■ GIVEN TASK: Locate all lines with the word "other". Copy them.

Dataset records
━━━━━━━━━━━━━━━━━━━━━━━━━━━━━━
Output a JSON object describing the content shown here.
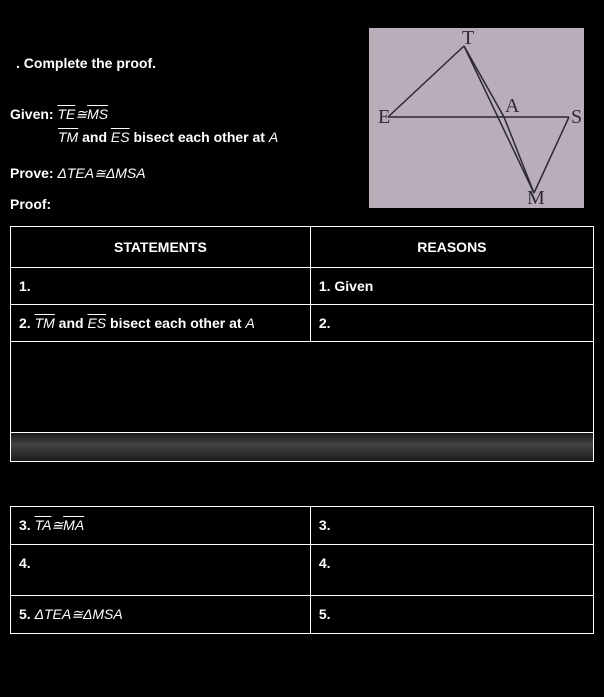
{
  "instruction": "Complete the proof.",
  "given": {
    "label": "Given:",
    "line1_a": "TE",
    "line1_sym": "≅",
    "line1_b": "MS",
    "line2_a": "TM",
    "line2_mid": " and ",
    "line2_b": "ES",
    "line2_rest": " bisect each other at ",
    "line2_pt": "A"
  },
  "prove": {
    "label": "Prove:",
    "tri1": "ΔTEA",
    "sym": "≅",
    "tri2": "ΔMSA"
  },
  "proof_label": "Proof:",
  "headers": {
    "stmt": "STATEMENTS",
    "reason": "REASONS"
  },
  "rows": [
    {
      "stmt_num": "1.",
      "stmt_body": "",
      "reason_num": "1.",
      "reason_body": " Given"
    },
    {
      "stmt_num": "2. ",
      "stmt_ol1": "TM",
      "stmt_mid": " and ",
      "stmt_ol2": "ES",
      "stmt_rest": " bisect each other at ",
      "stmt_pt": "A",
      "reason_num": "2.",
      "reason_body": ""
    },
    {
      "stmt_num": "3. ",
      "stmt_ol1": "TA",
      "stmt_sym": "≅",
      "stmt_ol2": "MA",
      "reason_num": "3.",
      "reason_body": ""
    },
    {
      "stmt_num": "4.",
      "stmt_body": "",
      "reason_num": "4.",
      "reason_body": ""
    },
    {
      "stmt_num": "5. ",
      "stmt_tri1": "ΔTEA",
      "stmt_sym": "≅",
      "stmt_tri2": "ΔMSA",
      "reason_num": "5.",
      "reason_body": ""
    }
  ],
  "diagram": {
    "T": "T",
    "E": "E",
    "A": "A",
    "S": "S",
    "M": "M"
  }
}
━━━━━━━━━━━━━━━━━━━━━━━━━━━━━━
■ TASK ANSWER:
    "line2_rest": " bisect each other at ",
      "stmt_rest": " bisect each other at ",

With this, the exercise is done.